**Supplied data**
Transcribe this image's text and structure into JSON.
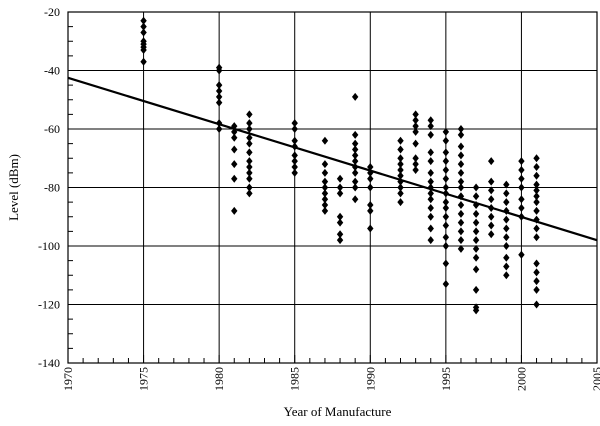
{
  "chart_data": {
    "type": "scatter",
    "title": "",
    "xlabel": "Year of Manufacture",
    "ylabel": "Level (dBm)",
    "xlim": [
      1970,
      2005
    ],
    "ylim": [
      -140,
      -20
    ],
    "x_ticks": [
      1970,
      1975,
      1980,
      1985,
      1990,
      1995,
      2000,
      2005
    ],
    "y_ticks": [
      -20,
      -40,
      -60,
      -80,
      -100,
      -120,
      -140
    ],
    "x_minor_step": 1,
    "y_minor_step": 5,
    "grid": true,
    "legend": "none",
    "marker_color": "#000000",
    "marker": "diamond",
    "series": [
      {
        "points": [
          [
            1975,
            -23
          ],
          [
            1975,
            -25
          ],
          [
            1975,
            -27
          ],
          [
            1975,
            -30
          ],
          [
            1975,
            -31
          ],
          [
            1975,
            -32
          ],
          [
            1975,
            -33
          ],
          [
            1975,
            -37
          ],
          [
            1980,
            -39
          ],
          [
            1980,
            -40
          ],
          [
            1980,
            -45
          ],
          [
            1980,
            -47
          ],
          [
            1980,
            -49
          ],
          [
            1980,
            -51
          ],
          [
            1980,
            -58
          ],
          [
            1980,
            -60
          ],
          [
            1981,
            -59
          ],
          [
            1981,
            -61
          ],
          [
            1981,
            -63
          ],
          [
            1981,
            -67
          ],
          [
            1981,
            -72
          ],
          [
            1981,
            -77
          ],
          [
            1981,
            -88
          ],
          [
            1982,
            -55
          ],
          [
            1982,
            -58
          ],
          [
            1982,
            -60
          ],
          [
            1982,
            -63
          ],
          [
            1982,
            -65
          ],
          [
            1982,
            -68
          ],
          [
            1982,
            -71
          ],
          [
            1982,
            -73
          ],
          [
            1982,
            -75
          ],
          [
            1982,
            -77
          ],
          [
            1982,
            -80
          ],
          [
            1982,
            -82
          ],
          [
            1985,
            -58
          ],
          [
            1985,
            -60
          ],
          [
            1985,
            -64
          ],
          [
            1985,
            -66
          ],
          [
            1985,
            -69
          ],
          [
            1985,
            -71
          ],
          [
            1985,
            -73
          ],
          [
            1985,
            -75
          ],
          [
            1987,
            -64
          ],
          [
            1987,
            -72
          ],
          [
            1987,
            -75
          ],
          [
            1987,
            -78
          ],
          [
            1987,
            -80
          ],
          [
            1987,
            -82
          ],
          [
            1987,
            -84
          ],
          [
            1987,
            -86
          ],
          [
            1987,
            -88
          ],
          [
            1988,
            -77
          ],
          [
            1988,
            -80
          ],
          [
            1988,
            -82
          ],
          [
            1988,
            -90
          ],
          [
            1988,
            -92
          ],
          [
            1988,
            -96
          ],
          [
            1988,
            -98
          ],
          [
            1989,
            -49
          ],
          [
            1989,
            -62
          ],
          [
            1989,
            -65
          ],
          [
            1989,
            -67
          ],
          [
            1989,
            -69
          ],
          [
            1989,
            -71
          ],
          [
            1989,
            -73
          ],
          [
            1989,
            -75
          ],
          [
            1989,
            -78
          ],
          [
            1989,
            -80
          ],
          [
            1989,
            -84
          ],
          [
            1990,
            -73
          ],
          [
            1990,
            -75
          ],
          [
            1990,
            -77
          ],
          [
            1990,
            -80
          ],
          [
            1990,
            -86
          ],
          [
            1990,
            -88
          ],
          [
            1990,
            -94
          ],
          [
            1992,
            -64
          ],
          [
            1992,
            -67
          ],
          [
            1992,
            -70
          ],
          [
            1992,
            -72
          ],
          [
            1992,
            -74
          ],
          [
            1992,
            -76
          ],
          [
            1992,
            -78
          ],
          [
            1992,
            -80
          ],
          [
            1992,
            -82
          ],
          [
            1992,
            -85
          ],
          [
            1993,
            -55
          ],
          [
            1993,
            -57
          ],
          [
            1993,
            -59
          ],
          [
            1993,
            -61
          ],
          [
            1993,
            -65
          ],
          [
            1993,
            -70
          ],
          [
            1993,
            -72
          ],
          [
            1993,
            -74
          ],
          [
            1994,
            -57
          ],
          [
            1994,
            -59
          ],
          [
            1994,
            -62
          ],
          [
            1994,
            -68
          ],
          [
            1994,
            -71
          ],
          [
            1994,
            -75
          ],
          [
            1994,
            -78
          ],
          [
            1994,
            -80
          ],
          [
            1994,
            -82
          ],
          [
            1994,
            -84
          ],
          [
            1994,
            -87
          ],
          [
            1994,
            -90
          ],
          [
            1994,
            -94
          ],
          [
            1994,
            -98
          ],
          [
            1995,
            -61
          ],
          [
            1995,
            -64
          ],
          [
            1995,
            -68
          ],
          [
            1995,
            -71
          ],
          [
            1995,
            -74
          ],
          [
            1995,
            -77
          ],
          [
            1995,
            -80
          ],
          [
            1995,
            -82
          ],
          [
            1995,
            -85
          ],
          [
            1995,
            -87
          ],
          [
            1995,
            -90
          ],
          [
            1995,
            -93
          ],
          [
            1995,
            -97
          ],
          [
            1995,
            -100
          ],
          [
            1995,
            -106
          ],
          [
            1995,
            -113
          ],
          [
            1996,
            -60
          ],
          [
            1996,
            -62
          ],
          [
            1996,
            -66
          ],
          [
            1996,
            -69
          ],
          [
            1996,
            -72
          ],
          [
            1996,
            -75
          ],
          [
            1996,
            -78
          ],
          [
            1996,
            -80
          ],
          [
            1996,
            -83
          ],
          [
            1996,
            -86
          ],
          [
            1996,
            -89
          ],
          [
            1996,
            -92
          ],
          [
            1996,
            -95
          ],
          [
            1996,
            -98
          ],
          [
            1996,
            -101
          ],
          [
            1997,
            -80
          ],
          [
            1997,
            -83
          ],
          [
            1997,
            -86
          ],
          [
            1997,
            -89
          ],
          [
            1997,
            -92
          ],
          [
            1997,
            -95
          ],
          [
            1997,
            -98
          ],
          [
            1997,
            -101
          ],
          [
            1997,
            -104
          ],
          [
            1997,
            -108
          ],
          [
            1997,
            -115
          ],
          [
            1997,
            -121
          ],
          [
            1997,
            -122
          ],
          [
            1998,
            -71
          ],
          [
            1998,
            -78
          ],
          [
            1998,
            -81
          ],
          [
            1998,
            -84
          ],
          [
            1998,
            -87
          ],
          [
            1998,
            -90
          ],
          [
            1998,
            -93
          ],
          [
            1998,
            -96
          ],
          [
            1999,
            -79
          ],
          [
            1999,
            -82
          ],
          [
            1999,
            -85
          ],
          [
            1999,
            -88
          ],
          [
            1999,
            -91
          ],
          [
            1999,
            -94
          ],
          [
            1999,
            -97
          ],
          [
            1999,
            -100
          ],
          [
            1999,
            -104
          ],
          [
            1999,
            -107
          ],
          [
            1999,
            -110
          ],
          [
            2000,
            -71
          ],
          [
            2000,
            -74
          ],
          [
            2000,
            -77
          ],
          [
            2000,
            -80
          ],
          [
            2000,
            -84
          ],
          [
            2000,
            -87
          ],
          [
            2000,
            -90
          ],
          [
            2000,
            -103
          ],
          [
            2001,
            -70
          ],
          [
            2001,
            -73
          ],
          [
            2001,
            -76
          ],
          [
            2001,
            -79
          ],
          [
            2001,
            -81
          ],
          [
            2001,
            -83
          ],
          [
            2001,
            -85
          ],
          [
            2001,
            -88
          ],
          [
            2001,
            -91
          ],
          [
            2001,
            -94
          ],
          [
            2001,
            -97
          ],
          [
            2001,
            -106
          ],
          [
            2001,
            -109
          ],
          [
            2001,
            -112
          ],
          [
            2001,
            -115
          ],
          [
            2001,
            -120
          ]
        ]
      }
    ],
    "trend_line": {
      "type": "line",
      "points": [
        [
          1970,
          -42.5
        ],
        [
          2005,
          -98
        ]
      ]
    }
  }
}
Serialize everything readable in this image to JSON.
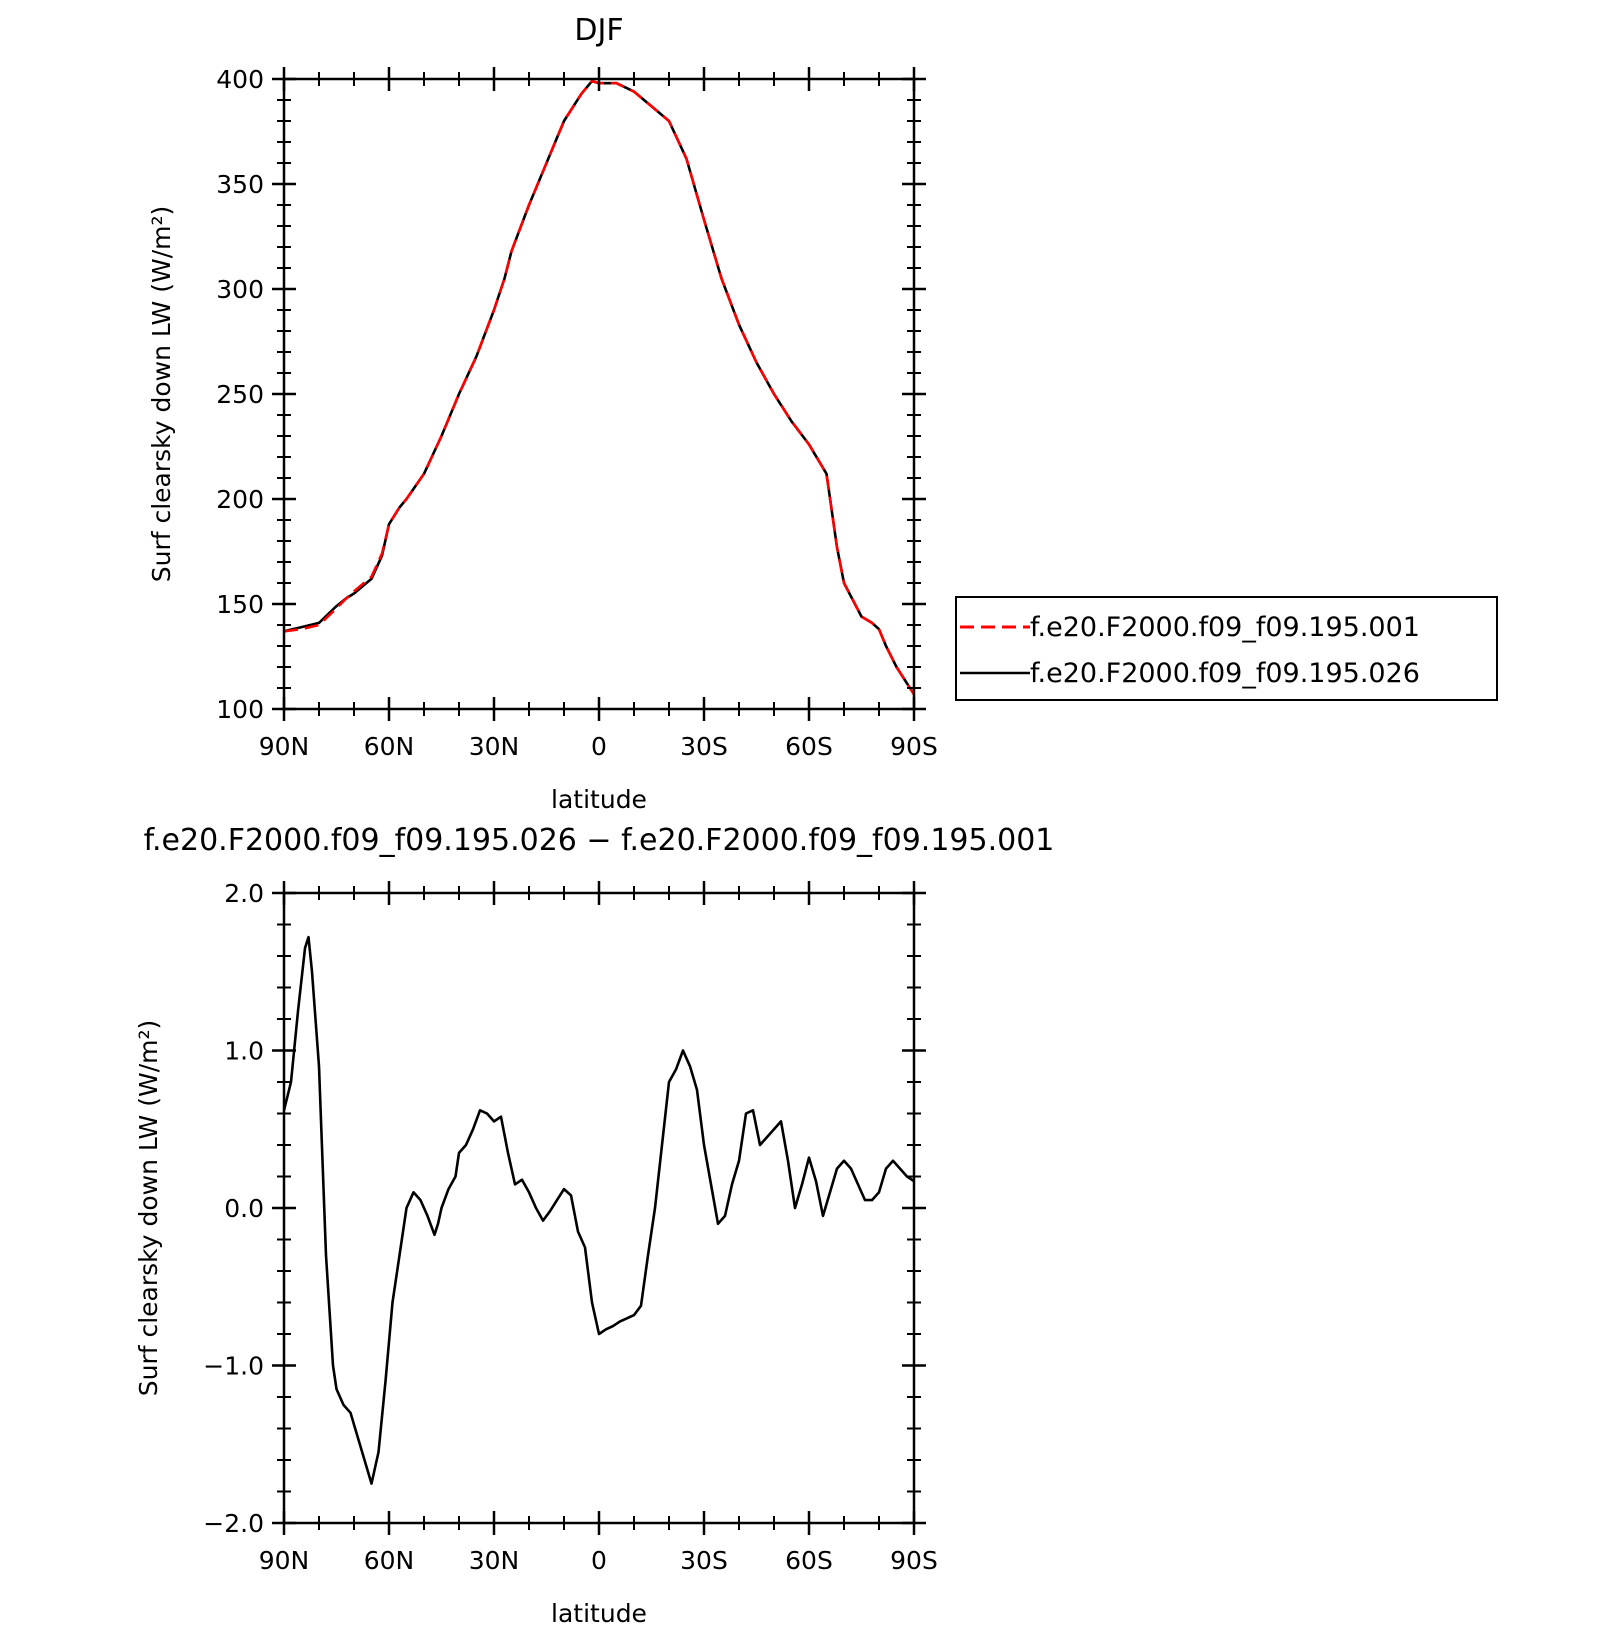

**Written exercise**
How many of the lines above include the word "JSON"? Respond with the number alone.

**Task result**
2